- Short exercise
Using the data below, copy every line that contains the word "تحویل".

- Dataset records
───
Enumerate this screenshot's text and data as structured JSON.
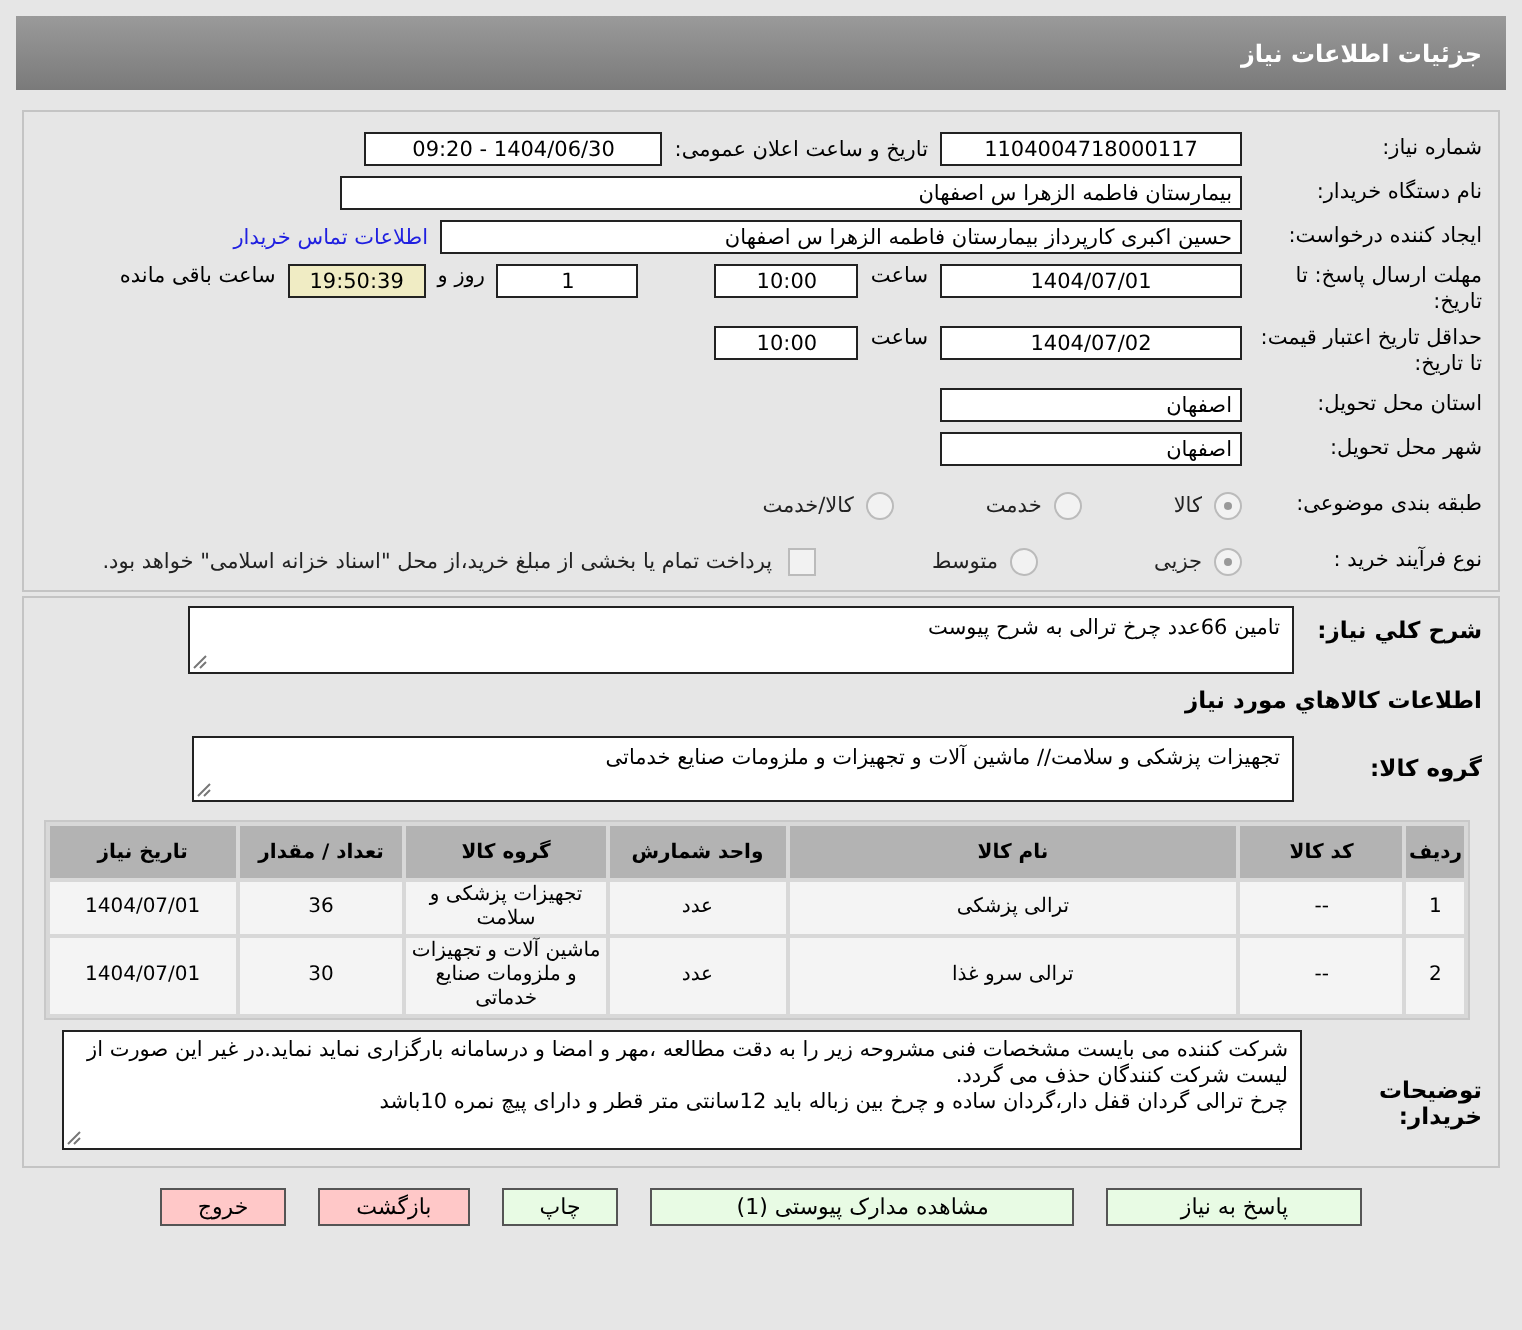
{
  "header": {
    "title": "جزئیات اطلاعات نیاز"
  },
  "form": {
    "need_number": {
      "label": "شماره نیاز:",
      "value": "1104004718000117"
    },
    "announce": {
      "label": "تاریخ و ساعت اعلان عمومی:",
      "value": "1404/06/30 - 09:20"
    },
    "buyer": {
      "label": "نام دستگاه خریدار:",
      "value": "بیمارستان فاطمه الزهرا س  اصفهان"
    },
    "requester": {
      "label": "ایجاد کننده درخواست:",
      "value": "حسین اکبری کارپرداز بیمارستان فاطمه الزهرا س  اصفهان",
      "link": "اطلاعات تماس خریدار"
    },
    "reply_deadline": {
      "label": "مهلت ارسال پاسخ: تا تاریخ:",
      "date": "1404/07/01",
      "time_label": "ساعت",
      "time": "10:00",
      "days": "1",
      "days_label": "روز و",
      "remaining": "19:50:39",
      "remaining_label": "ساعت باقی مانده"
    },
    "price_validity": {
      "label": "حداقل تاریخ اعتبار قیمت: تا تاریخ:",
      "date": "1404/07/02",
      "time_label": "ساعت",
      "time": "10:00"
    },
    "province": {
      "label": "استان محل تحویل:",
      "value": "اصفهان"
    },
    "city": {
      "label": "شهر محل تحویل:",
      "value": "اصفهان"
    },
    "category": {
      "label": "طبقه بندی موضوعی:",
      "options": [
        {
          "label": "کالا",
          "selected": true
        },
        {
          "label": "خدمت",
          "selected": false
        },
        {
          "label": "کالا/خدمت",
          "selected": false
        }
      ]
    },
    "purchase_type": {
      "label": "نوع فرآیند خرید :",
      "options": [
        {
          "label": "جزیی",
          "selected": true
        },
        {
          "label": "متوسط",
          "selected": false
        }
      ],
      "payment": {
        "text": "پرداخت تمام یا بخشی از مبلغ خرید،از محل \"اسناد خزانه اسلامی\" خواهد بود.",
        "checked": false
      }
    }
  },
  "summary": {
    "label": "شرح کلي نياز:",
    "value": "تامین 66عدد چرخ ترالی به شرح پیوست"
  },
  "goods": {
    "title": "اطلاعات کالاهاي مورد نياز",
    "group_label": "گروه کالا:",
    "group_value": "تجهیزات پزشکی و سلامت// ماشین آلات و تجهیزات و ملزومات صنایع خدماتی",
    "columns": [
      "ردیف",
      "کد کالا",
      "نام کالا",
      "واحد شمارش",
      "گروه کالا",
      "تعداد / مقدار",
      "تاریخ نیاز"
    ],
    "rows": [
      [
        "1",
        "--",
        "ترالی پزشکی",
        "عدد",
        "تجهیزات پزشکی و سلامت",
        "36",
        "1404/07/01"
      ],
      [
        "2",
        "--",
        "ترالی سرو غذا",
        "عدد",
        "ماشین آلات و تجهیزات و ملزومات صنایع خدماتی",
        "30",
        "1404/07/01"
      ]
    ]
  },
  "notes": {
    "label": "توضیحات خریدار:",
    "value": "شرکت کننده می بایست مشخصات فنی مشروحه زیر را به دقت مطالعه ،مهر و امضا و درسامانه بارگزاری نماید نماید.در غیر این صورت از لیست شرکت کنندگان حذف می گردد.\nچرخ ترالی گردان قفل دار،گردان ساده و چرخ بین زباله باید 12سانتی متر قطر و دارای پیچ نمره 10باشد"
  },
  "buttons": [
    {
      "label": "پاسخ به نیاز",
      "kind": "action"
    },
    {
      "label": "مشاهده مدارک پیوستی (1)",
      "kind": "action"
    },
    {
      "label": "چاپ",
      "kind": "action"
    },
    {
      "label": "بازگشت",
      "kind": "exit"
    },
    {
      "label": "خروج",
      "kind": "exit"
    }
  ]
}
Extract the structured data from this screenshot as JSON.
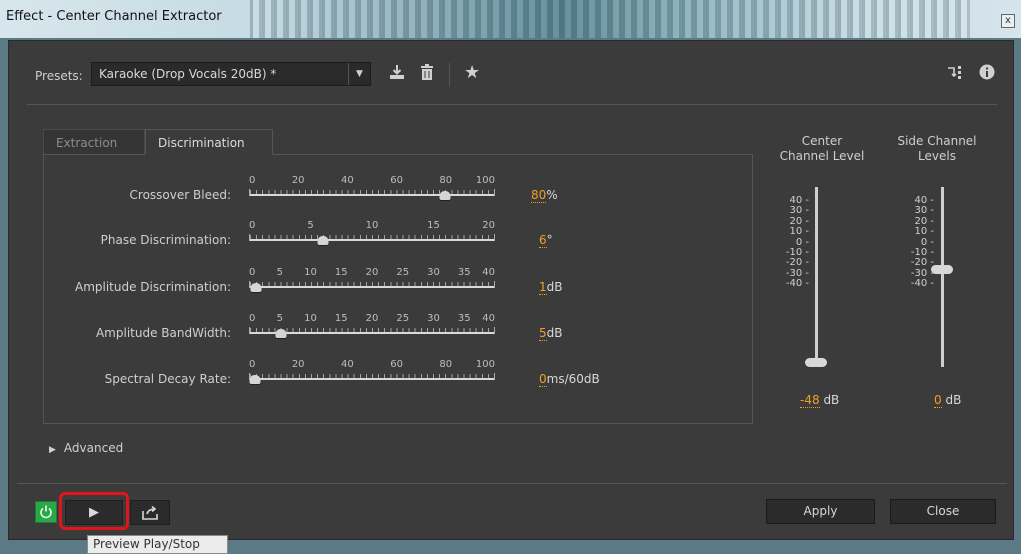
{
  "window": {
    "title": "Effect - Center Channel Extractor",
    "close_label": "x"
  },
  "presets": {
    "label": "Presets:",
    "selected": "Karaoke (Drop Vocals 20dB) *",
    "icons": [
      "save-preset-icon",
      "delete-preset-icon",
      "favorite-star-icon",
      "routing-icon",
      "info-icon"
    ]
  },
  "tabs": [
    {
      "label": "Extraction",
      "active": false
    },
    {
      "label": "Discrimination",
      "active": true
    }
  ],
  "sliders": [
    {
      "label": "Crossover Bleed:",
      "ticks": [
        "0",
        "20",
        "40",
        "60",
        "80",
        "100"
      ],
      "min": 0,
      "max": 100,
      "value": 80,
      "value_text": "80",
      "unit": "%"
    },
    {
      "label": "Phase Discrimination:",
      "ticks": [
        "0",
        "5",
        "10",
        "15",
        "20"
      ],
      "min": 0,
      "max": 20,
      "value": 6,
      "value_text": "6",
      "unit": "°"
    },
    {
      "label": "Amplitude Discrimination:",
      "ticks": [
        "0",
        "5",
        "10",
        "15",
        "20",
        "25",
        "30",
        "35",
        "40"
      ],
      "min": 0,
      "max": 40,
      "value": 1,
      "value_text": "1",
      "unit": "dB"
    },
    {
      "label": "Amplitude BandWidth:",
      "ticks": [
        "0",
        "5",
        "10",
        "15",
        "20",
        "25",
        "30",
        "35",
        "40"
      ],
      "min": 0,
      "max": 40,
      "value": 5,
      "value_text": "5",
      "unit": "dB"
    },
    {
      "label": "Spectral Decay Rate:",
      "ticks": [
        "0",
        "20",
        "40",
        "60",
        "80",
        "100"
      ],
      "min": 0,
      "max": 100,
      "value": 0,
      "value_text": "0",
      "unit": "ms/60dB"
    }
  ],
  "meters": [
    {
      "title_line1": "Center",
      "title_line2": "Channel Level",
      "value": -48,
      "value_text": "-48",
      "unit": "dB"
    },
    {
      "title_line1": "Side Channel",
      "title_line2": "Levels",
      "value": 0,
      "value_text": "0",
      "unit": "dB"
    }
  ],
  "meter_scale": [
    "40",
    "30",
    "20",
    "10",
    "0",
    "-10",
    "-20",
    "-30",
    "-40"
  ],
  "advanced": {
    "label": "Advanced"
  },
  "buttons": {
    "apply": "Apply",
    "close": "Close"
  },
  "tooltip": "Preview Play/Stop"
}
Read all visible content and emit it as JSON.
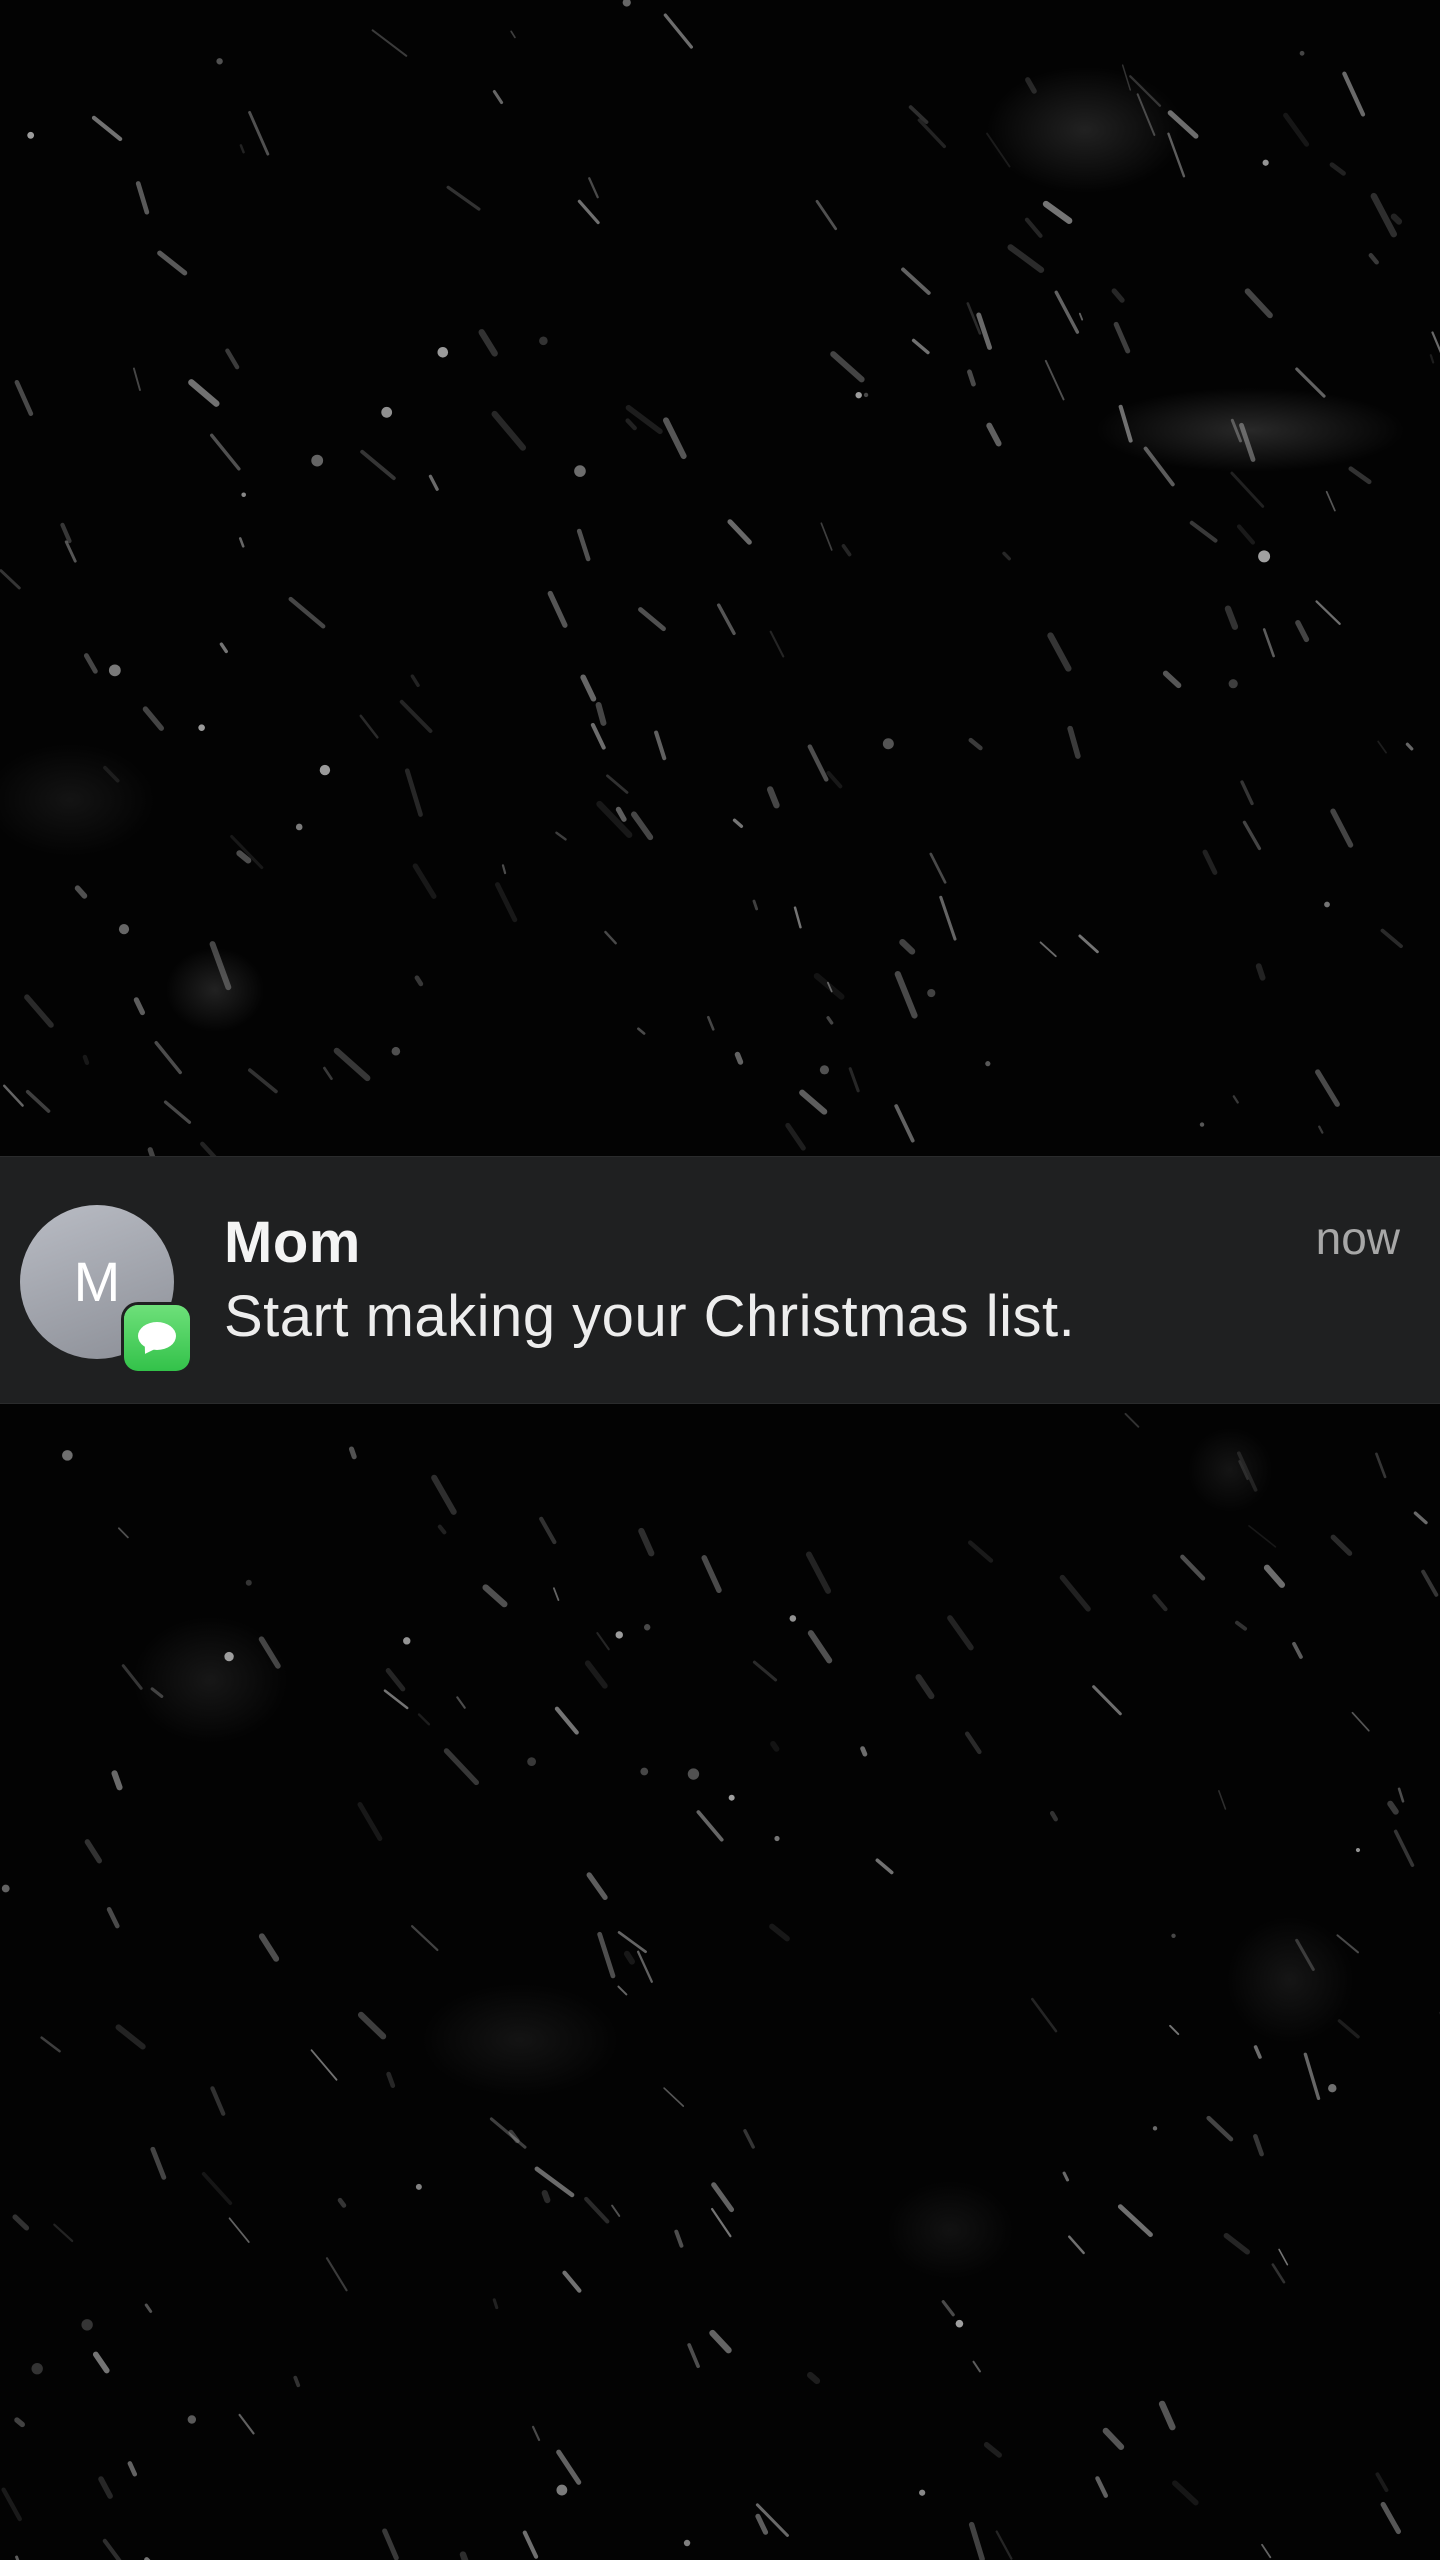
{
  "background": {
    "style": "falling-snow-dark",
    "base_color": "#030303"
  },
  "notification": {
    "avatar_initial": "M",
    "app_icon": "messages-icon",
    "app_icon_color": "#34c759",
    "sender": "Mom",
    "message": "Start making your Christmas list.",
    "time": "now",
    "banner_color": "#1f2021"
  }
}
───
- Output for this task
      "label": "استان محل تحویل:",
      "label": "شهر محل تحویل:",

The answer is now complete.